[INPUT FOR THIS TASK]
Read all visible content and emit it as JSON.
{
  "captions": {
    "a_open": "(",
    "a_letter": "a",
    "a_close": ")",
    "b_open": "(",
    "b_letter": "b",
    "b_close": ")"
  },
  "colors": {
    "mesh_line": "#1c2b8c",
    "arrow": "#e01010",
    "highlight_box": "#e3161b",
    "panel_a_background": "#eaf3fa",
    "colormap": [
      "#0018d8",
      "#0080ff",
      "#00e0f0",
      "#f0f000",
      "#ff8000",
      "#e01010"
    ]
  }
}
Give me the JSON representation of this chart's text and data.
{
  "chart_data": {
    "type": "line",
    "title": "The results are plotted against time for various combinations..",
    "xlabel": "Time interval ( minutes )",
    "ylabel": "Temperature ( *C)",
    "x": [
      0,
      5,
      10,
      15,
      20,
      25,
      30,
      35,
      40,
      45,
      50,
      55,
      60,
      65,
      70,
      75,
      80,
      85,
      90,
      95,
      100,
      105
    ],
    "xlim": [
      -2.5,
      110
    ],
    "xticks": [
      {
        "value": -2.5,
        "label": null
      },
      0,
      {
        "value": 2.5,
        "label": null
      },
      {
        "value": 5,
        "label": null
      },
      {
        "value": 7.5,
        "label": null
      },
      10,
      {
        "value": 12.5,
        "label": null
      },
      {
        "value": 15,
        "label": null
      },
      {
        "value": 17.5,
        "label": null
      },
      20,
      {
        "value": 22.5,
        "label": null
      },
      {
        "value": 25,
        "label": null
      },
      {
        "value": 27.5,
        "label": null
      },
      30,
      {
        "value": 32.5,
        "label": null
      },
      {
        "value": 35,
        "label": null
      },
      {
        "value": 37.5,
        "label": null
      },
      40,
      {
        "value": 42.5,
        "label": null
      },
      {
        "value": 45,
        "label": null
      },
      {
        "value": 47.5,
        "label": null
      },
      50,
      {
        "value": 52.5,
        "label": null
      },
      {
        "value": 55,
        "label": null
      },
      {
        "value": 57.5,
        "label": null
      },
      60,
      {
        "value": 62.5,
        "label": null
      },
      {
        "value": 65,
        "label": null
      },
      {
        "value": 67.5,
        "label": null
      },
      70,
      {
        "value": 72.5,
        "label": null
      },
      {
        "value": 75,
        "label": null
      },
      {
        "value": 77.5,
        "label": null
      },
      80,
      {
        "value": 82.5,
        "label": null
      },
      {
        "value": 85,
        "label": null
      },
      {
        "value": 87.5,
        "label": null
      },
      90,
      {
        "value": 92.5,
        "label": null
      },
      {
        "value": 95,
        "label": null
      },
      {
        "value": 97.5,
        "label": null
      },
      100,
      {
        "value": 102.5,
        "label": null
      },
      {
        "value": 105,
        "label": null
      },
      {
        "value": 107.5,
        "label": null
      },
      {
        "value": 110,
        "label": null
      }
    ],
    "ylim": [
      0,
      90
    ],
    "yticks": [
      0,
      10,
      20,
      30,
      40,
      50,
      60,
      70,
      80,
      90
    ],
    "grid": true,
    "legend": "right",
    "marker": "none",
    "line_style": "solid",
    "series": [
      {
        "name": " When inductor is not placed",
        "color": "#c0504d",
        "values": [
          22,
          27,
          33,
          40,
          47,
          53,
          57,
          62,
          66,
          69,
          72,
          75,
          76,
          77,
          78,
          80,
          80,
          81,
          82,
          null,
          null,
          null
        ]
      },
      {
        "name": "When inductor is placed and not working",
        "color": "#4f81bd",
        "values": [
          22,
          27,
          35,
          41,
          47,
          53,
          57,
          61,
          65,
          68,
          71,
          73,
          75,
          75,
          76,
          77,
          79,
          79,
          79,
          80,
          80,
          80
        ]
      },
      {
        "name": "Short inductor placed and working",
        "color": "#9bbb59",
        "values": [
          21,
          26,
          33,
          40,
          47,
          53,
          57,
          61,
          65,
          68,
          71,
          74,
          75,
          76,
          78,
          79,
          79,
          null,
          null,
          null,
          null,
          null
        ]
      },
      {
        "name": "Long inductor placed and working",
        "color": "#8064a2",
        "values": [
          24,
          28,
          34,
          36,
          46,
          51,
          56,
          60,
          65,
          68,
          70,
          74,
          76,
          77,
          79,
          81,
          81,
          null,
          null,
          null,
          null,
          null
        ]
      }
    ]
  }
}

[PROBLEM TO SOLVE] Copy each line above that contains the word "When".

[RESPONSE FOR THIS EXERCISE]
        "name": " When inductor is not placed",
        "name": "When inductor is placed and not working",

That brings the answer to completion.